Among the entries below, find the lines with the word "name" and copy them.

Content starts

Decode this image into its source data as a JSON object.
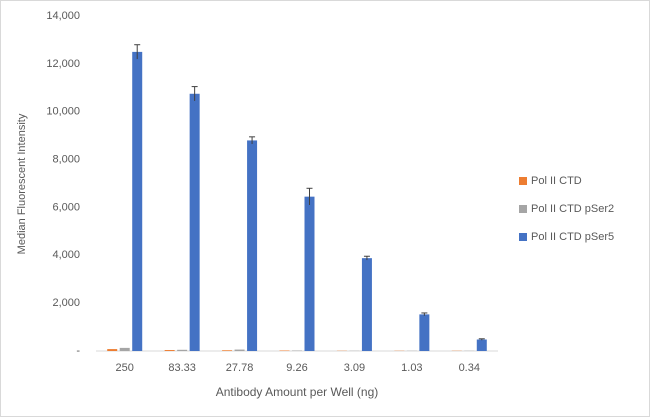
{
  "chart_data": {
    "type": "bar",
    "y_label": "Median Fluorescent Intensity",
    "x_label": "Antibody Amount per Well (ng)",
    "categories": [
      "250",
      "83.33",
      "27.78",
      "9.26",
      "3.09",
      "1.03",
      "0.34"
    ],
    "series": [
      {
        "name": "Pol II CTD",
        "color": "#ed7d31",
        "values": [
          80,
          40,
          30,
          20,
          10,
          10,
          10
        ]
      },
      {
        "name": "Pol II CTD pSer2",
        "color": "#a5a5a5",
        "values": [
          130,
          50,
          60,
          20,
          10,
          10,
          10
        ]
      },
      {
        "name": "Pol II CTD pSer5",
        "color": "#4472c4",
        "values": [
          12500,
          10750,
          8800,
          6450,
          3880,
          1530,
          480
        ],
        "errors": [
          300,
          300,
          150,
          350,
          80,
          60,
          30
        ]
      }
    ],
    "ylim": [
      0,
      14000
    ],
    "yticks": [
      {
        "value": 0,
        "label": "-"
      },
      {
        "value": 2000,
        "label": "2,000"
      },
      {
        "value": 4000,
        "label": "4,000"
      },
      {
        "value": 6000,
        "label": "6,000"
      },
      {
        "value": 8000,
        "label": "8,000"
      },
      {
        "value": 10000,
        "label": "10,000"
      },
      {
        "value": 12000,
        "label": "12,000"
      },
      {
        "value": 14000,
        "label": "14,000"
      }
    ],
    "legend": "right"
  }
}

Content ends

* ANSWER *
        "name": "Pol II CTD",
        "name": "Pol II CTD pSer2",
        "name": "Pol II CTD pSer5",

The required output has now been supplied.